====== Texte fourni ======

Vinci et Eiffage, otages d'un scrutin dont dépend leur trajectoire boursière -DJ Plus
20 Avril 2022 - 12:18PM
Dow Jones News
Julien Marion,
Agefi-Dow Jones
PARIS (Agefi-Dow Jones)--L'élection présidentielle arrive dans sa
dernière ligne droite. Electeurs et investisseurs sauront dimanche
qui de Marine Le Pen ou Emmanuel Macron occupera la tête de l'Etat
pendant les cinq prochaines années. Dans la communauté financière,
l'issue de ce scrutin sera particulièrement suivie par les
actionnaires des gérants d'infrastructures.
Une victoire de Marine Le Pen aurait des conséquences multiformes
pour ces sociétés. Dans le cas de Groupe ADP, elle effacerait toute
prime spéculative liée à une hypothétique privatisation de
l'exploitant des aéroports franciliens. "Avec Marine Le Pen, la
probabilité d'une privatisation passerait à 0", souligne Charles
Maynadier, analyste au sein de Kempen & Co. "Mais même dans le
cas d'une réélection d'Emmanuel Macron, elle demeure faible, entre
autres car ce dossier reste très sensible politiquement", complète
le responsable.

======

## Consigne écrite A
Dans l'article sur l'élection présidentielle et les gérants d'infrastructures, quel analyste de Kempen & Co est cité ?
L'article et le relevé constituent deux documents distincts, sans lien entre eux.

====== Données présentées ======

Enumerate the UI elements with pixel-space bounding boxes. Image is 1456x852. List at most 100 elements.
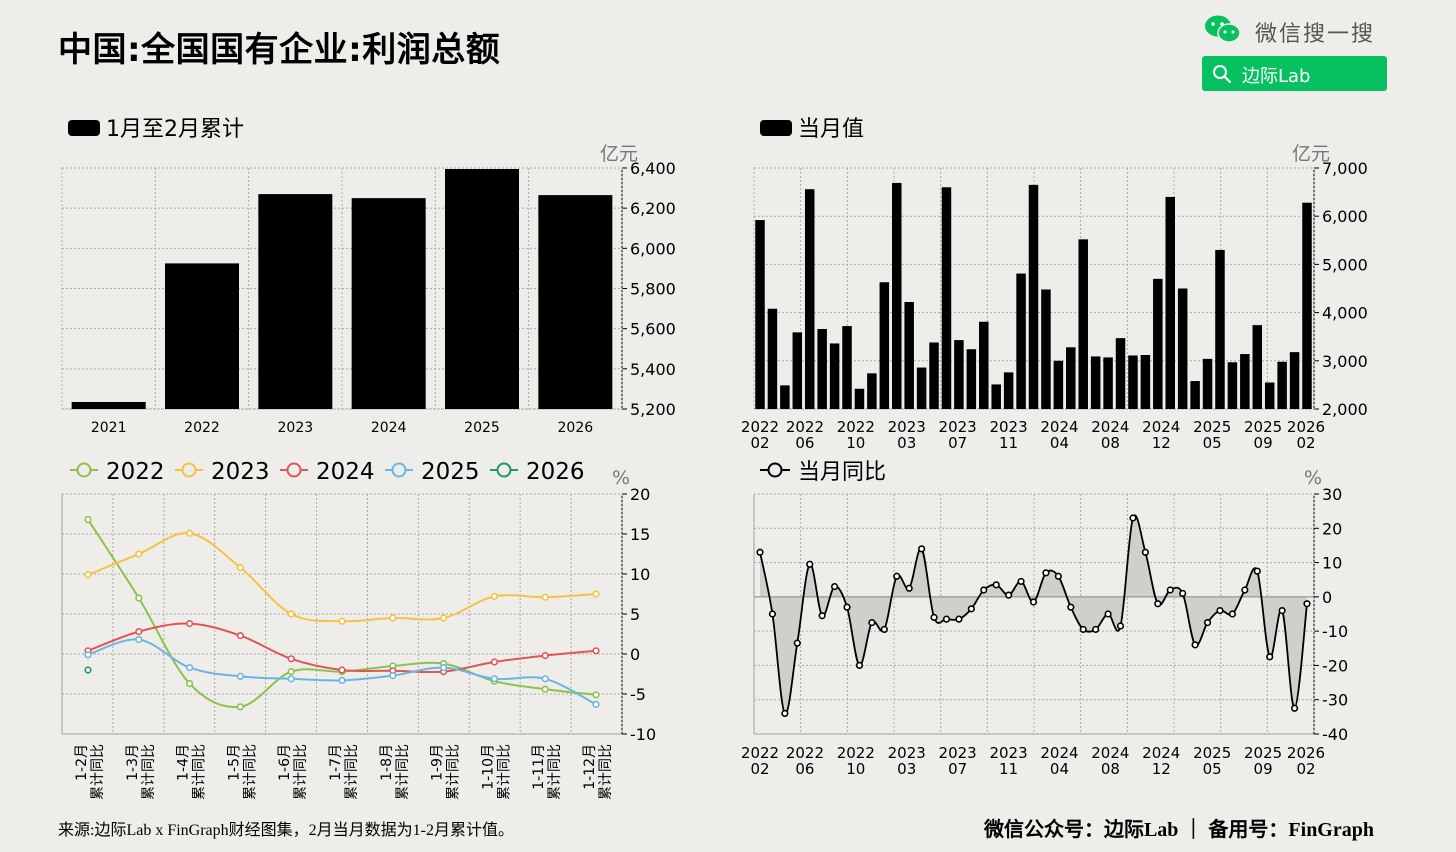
x-tick-label: 02 (750, 760, 769, 778)
y-tick-label: 20 (630, 485, 650, 504)
chart2-legend: 当月值 (760, 117, 864, 142)
legend-label: 当月值 (798, 117, 864, 142)
x-tick-label: 03 (897, 760, 916, 778)
data-point (541, 651, 549, 660)
bar (767, 308, 778, 409)
y-tick-label: -20 (1322, 656, 1348, 675)
legend-swatch (760, 120, 792, 136)
search-button[interactable]: 边际Lab (1202, 56, 1387, 91)
bar (1264, 382, 1275, 409)
wechat-search-label: 微信搜一搜 (1255, 22, 1376, 47)
x-tick-label: 1-12月 (582, 744, 598, 790)
data-point (1191, 641, 1199, 649)
x-tick-label: 09 (1254, 760, 1273, 778)
x-tick-label: 07 (948, 434, 967, 452)
x-tick-label: 2026 (1287, 744, 1325, 762)
x-tick-label: 2022 (786, 744, 824, 762)
data-point (135, 550, 143, 558)
area-fill (760, 515, 1307, 714)
data-point (287, 655, 295, 663)
y-tick-label: 5,600 (630, 320, 676, 339)
data-point (186, 663, 194, 672)
bar (842, 326, 852, 409)
x-tick-label: 2023 (939, 418, 977, 436)
x-tick-label: 10 (846, 434, 865, 452)
legend-marker (496, 462, 512, 478)
x-tick-label: 2024 (1091, 418, 1129, 436)
bar (1302, 202, 1312, 409)
data-point (1166, 586, 1174, 594)
y-tick-label: -10 (1322, 622, 1348, 641)
y-tick-label: 6,200 (630, 199, 676, 218)
data-point (389, 671, 397, 680)
bar (1289, 352, 1300, 409)
x-tick-label-group: 1-11月 累计同比 (531, 744, 563, 800)
x-tick-label: 2025 (1244, 418, 1282, 436)
data-point (490, 675, 499, 683)
x-tick-label: 2022 (786, 418, 824, 436)
bar (892, 182, 902, 409)
x-tick-label: 累计同比 (395, 744, 411, 800)
bar (780, 385, 790, 409)
legend-marker (391, 462, 407, 478)
chart1-unit-label: 亿元 (600, 143, 638, 165)
data-point (930, 613, 938, 622)
y-tick-label: 7,000 (1322, 159, 1368, 178)
wechat-icon (1205, 15, 1241, 43)
bar (829, 343, 840, 409)
x-tick-label: 累计同比 (598, 744, 614, 800)
data-point (84, 571, 92, 579)
bar (904, 301, 914, 409)
x-tick-label: 1-2月 (74, 744, 90, 781)
bar (258, 194, 333, 409)
bar (941, 187, 952, 409)
y-tick-label: 20 (1322, 519, 1342, 538)
data-point (236, 672, 244, 681)
data-point (980, 586, 988, 594)
data-point (236, 563, 244, 572)
data-point (135, 594, 143, 602)
data-point (1203, 618, 1212, 627)
bar (1078, 239, 1088, 409)
data-point (830, 582, 839, 591)
data-point (1278, 606, 1286, 615)
x-tick-label: 累计同比 (293, 744, 309, 800)
legend-swatch (68, 120, 100, 136)
data-point (1079, 625, 1087, 634)
x-tick-label: 2023 (989, 418, 1027, 436)
data-point (186, 529, 194, 537)
credit-note: 微信公众号：边际Lab ｜ 备用号：FinGraph (983, 819, 1374, 841)
data-point (1029, 598, 1038, 606)
x-tick-label: 11 (999, 760, 1018, 778)
x-tick-label: 2022 (741, 418, 779, 436)
x-tick-label: 2024 (1091, 744, 1129, 762)
y-tick-label: 2,000 (1322, 400, 1368, 419)
bar (929, 342, 939, 409)
bar (1128, 355, 1138, 409)
bar (1115, 338, 1126, 409)
y-tick-label: 10 (1322, 554, 1342, 573)
bar (165, 263, 239, 409)
data-point (592, 647, 600, 655)
data-point (1129, 514, 1137, 522)
x-tick-label: 08 (1101, 434, 1120, 452)
bar (71, 401, 146, 409)
x-tick-label-group: 1-6月 累计同比 (277, 744, 309, 800)
x-tick-label: 1-10月 (480, 744, 496, 790)
chart1-legend: 1月至2月累计 (68, 117, 244, 142)
legend-item: 2026 (490, 459, 585, 485)
x-tick-label-group: 1-3月 累计同比 (125, 744, 157, 800)
bar (792, 332, 803, 409)
x-tick-label: 累计同比 (242, 744, 258, 800)
y-tick-label: 4,000 (1322, 304, 1368, 323)
x-tick-label: 04 (1050, 760, 1069, 778)
x-tick-label: 2025 (464, 420, 500, 436)
bar (1240, 354, 1250, 409)
legend-marker (181, 462, 197, 478)
x-tick-label: 2026 (1287, 418, 1325, 436)
data-point (135, 627, 143, 636)
data-point (967, 605, 975, 613)
bar (966, 349, 977, 409)
y-tick-label: 5,000 (1322, 255, 1368, 274)
data-point (592, 590, 600, 598)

======

## Consigne écrite B
Transcrivez à l'identique les lignes du relevé, en commençant par celle qui contient « x-tick-label: 02 (750, 760, 769, 778) » et en terminant par celle qui contient « x-tick-label: 2022 (786, 744, 824, 762) », ces deux lignes incluses.

## Réponse A
Charles Maynadier.

## Réponse B
x-tick-label: 02 (750, 760, 769, 778)
y-tick-label: 20 (630, 485, 650, 504)
chart2-legend: 当月值 (760, 117, 864, 142)
legend-label: 当月值 (798, 117, 864, 142)
x-tick-label: 03 (897, 760, 916, 778)
data-point (541, 651, 549, 660)
bar (767, 308, 778, 409)
y-tick-label: -20 (1322, 656, 1348, 675)
legend-swatch (760, 120, 792, 136)
search-button[interactable]: 边际Lab (1202, 56, 1387, 91)
bar (1264, 382, 1275, 409)
wechat-search-label: 微信搜一搜 (1255, 22, 1376, 47)
x-tick-label: 1-12月 (582, 744, 598, 790)
data-point (1191, 641, 1199, 649)
x-tick-label: 09 (1254, 760, 1273, 778)
x-tick-label: 07 (948, 434, 967, 452)
x-tick-label: 2026 (1287, 744, 1325, 762)
x-tick-label: 2022 (786, 744, 824, 762)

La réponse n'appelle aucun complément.